Restate the listing that follows word for word, without its pictures.

(A run of records)
________________________________________
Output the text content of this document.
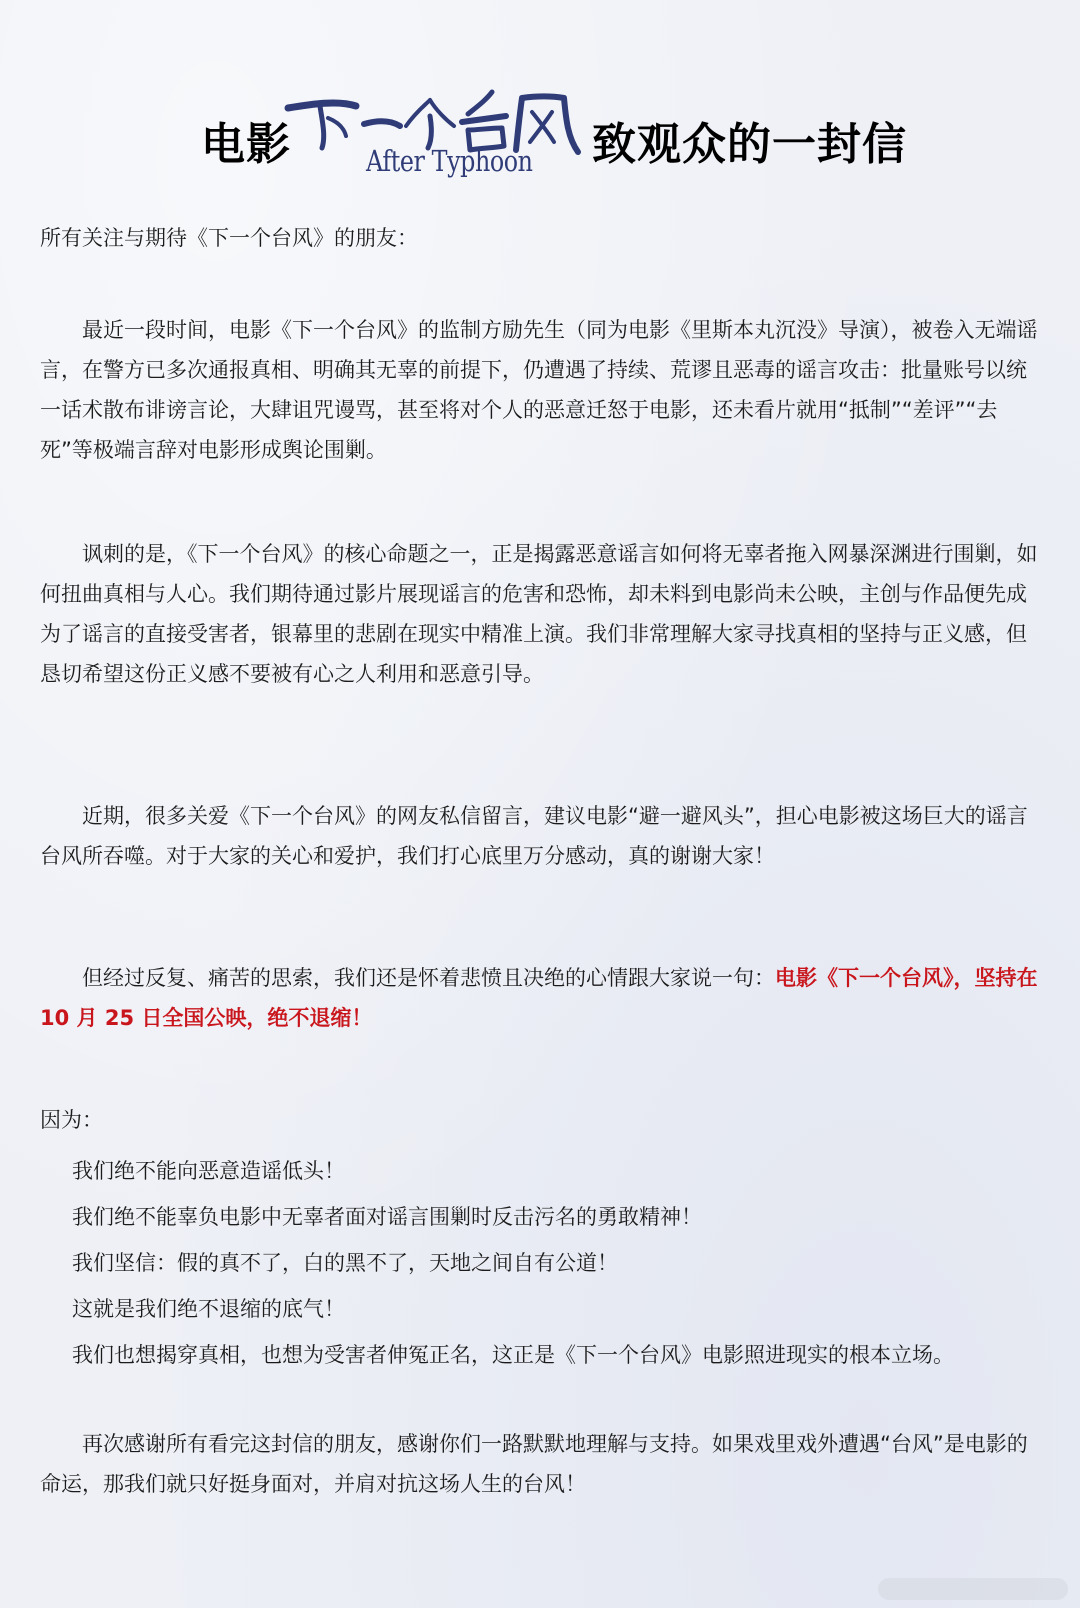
电影	After Typhoon 致观众的一封信

所有关注与期待《下一个台风》的朋友：

最近一段时间，电影《下一个台风》的监制方励先生（同为电影《里斯本丸沉没》导演），被卷入无端谣言，在警方已多次通报真相、明确其无辜的前提下，仍遭遇了持续、荒谬且恶毒的谣言攻击：批量账号以统一话术散布诽谤言论，大肆诅咒谩骂，甚至将对个人的恶意迁怒于电影，还未看片就用“抵制”“差评”“去死”等极端言辞对电影形成舆论围剿。

讽刺的是，《下一个台风》的核心命题之一，正是揭露恶意谣言如何将无辜者拖入网暴深渊进行围剿，如何扭曲真相与人心。我们期待通过影片展现谣言的危害和恐怖，却未料到电影尚未公映，主创与作品便先成为了谣言的直接受害者，银幕里的悲剧在现实中精准上演。我们非常理解大家寻找真相的坚持与正义感，但恳切希望这份正义感不要被有心之人利用和恶意引导。

近期，很多关爱《下一个台风》的网友私信留言，建议电影“避一避风头”，担心电影被这场巨大的谣言台风所吞噬。对于大家的关心和爱护，我们打心底里万分感动，真的谢谢大家！

但经过反复、痛苦的思索，我们还是怀着悲愤且决绝的心情跟大家说一句：电影《下一个台风》，坚持在 10 月 25 日全国公映，绝不退缩！

因为：

我们绝不能向恶意造谣低头！
我们绝不能辜负电影中无辜者面对谣言围剿时反击污名的勇敢精神！
我们坚信：假的真不了，白的黑不了，天地之间自有公道！
这就是我们绝不退缩的底气！
我们也想揭穿真相，也想为受害者伸冤正名，这正是《下一个台风》电影照进现实的根本立场。

再次感谢所有看完这封信的朋友，感谢你们一路默默地理解与支持。如果戏里戏外遭遇“台风”是电影的命运，那我们就只好挺身面对，并肩对抗这场人生的台风！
________________________________________
▶ **Solution below**:
Output the text content of this document.
电影	After Typhoon 致观众的一封信

所有关注与期待《下一个台风》的朋友：

最近一段时间，电影《下一个台风》的监制方励先生（同为电影《里斯本丸沉没》导演），被卷入无端谣言，在警方已多次通报真相、明确其无辜的前提下，仍遭遇了持续、荒谬且恶毒的谣言攻击：批量账号以统一话术散布诽谤言论，大肆诅咒谩骂，甚至将对个人的恶意迁怒于电影，还未看片就用“抵制”“差评”“去死”等极端言辞对电影形成舆论围剿。

讽刺的是，《下一个台风》的核心命题之一，正是揭露恶意谣言如何将无辜者拖入网暴深渊进行围剿，如何扭曲真相与人心。我们期待通过影片展现谣言的危害和恐怖，却未料到电影尚未公映，主创与作品便先成为了谣言的直接受害者，银幕里的悲剧在现实中精准上演。我们非常理解大家寻找真相的坚持与正义感，但恳切希望这份正义感不要被有心之人利用和恶意引导。

近期，很多关爱《下一个台风》的网友私信留言，建议电影“避一避风头”，担心电影被这场巨大的谣言台风所吞噬。对于大家的关心和爱护，我们打心底里万分感动，真的谢谢大家！

但经过反复、痛苦的思索，我们还是怀着悲愤且决绝的心情跟大家说一句：电影《下一个台风》，坚持在 10 月 25 日全国公映，绝不退缩！

因为：

我们绝不能向恶意造谣低头！
我们绝不能辜负电影中无辜者面对谣言围剿时反击污名的勇敢精神！
我们坚信：假的真不了，白的黑不了，天地之间自有公道！
这就是我们绝不退缩的底气！
我们也想揭穿真相，也想为受害者伸冤正名，这正是《下一个台风》电影照进现实的根本立场。

再次感谢所有看完这封信的朋友，感谢你们一路默默地理解与支持。如果戏里戏外遭遇“台风”是电影的命运，那我们就只好挺身面对，并肩对抗这场人生的台风！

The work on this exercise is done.